-------- WORKING DATA --------

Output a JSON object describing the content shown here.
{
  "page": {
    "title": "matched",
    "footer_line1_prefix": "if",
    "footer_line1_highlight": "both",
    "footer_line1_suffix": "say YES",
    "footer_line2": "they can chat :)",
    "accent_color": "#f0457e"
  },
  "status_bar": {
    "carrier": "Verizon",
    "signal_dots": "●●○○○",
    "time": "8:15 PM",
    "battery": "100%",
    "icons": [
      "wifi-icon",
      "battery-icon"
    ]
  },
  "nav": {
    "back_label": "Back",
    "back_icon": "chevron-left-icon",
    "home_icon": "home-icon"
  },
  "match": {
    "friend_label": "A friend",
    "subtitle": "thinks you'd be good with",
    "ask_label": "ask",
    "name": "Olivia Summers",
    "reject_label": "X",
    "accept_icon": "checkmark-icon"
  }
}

--------
-------- WORKING DATA --------

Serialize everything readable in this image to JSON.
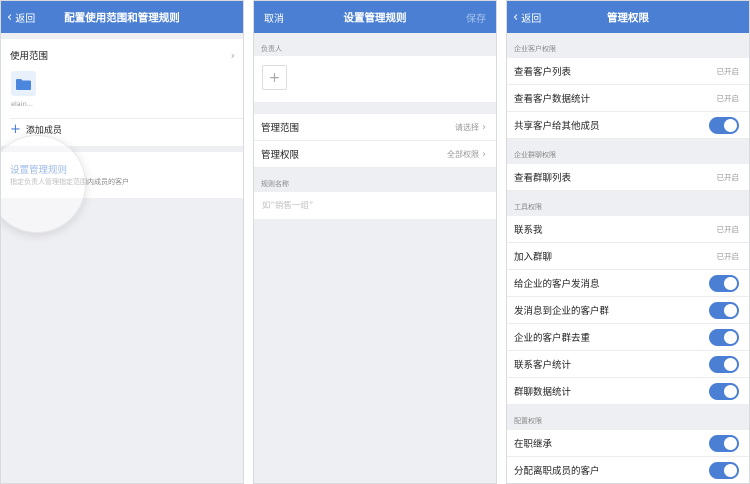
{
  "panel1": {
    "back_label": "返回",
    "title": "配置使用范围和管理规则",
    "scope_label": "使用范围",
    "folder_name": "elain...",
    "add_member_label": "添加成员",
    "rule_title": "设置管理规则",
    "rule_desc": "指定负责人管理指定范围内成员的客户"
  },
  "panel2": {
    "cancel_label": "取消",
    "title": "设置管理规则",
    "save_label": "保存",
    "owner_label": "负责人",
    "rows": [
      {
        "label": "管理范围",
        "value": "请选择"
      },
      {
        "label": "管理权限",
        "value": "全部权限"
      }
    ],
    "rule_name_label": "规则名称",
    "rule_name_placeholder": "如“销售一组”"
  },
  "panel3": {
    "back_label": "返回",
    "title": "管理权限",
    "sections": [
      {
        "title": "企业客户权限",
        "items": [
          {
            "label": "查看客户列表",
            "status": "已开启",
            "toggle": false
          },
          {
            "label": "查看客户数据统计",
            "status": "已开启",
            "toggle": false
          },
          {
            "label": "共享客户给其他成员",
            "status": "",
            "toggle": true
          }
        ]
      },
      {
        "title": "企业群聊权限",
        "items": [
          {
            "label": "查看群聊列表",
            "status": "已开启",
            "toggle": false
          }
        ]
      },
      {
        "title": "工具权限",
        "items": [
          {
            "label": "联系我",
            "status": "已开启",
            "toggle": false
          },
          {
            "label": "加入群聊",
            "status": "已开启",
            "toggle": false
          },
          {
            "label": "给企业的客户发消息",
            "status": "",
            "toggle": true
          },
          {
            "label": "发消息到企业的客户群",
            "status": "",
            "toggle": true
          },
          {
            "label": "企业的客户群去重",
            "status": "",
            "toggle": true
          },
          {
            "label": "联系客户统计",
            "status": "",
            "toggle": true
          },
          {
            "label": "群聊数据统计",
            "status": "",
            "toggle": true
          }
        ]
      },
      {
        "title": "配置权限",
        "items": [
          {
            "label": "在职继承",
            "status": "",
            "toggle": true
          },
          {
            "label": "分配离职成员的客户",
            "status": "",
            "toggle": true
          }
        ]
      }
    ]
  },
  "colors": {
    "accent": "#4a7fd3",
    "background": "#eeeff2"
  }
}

--------
-------- WORKING DATA --------

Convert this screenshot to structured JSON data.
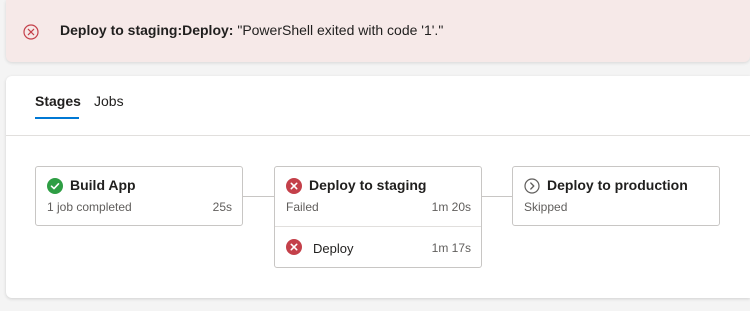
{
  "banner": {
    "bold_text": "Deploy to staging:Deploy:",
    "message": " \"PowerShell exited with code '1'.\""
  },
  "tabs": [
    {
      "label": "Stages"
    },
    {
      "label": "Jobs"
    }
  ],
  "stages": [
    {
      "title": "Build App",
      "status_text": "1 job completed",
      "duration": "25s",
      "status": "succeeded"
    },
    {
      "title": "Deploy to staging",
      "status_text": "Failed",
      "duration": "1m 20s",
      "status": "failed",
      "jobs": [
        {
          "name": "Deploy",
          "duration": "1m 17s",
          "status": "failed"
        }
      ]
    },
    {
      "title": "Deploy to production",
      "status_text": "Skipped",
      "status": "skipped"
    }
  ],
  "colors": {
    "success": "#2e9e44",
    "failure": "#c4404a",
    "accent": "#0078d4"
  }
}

--------

> _EXERCISE_: Looking at the entries above, state how many lines contain "this"; give the number alone.

> _SOLVED EXERCISE_: 2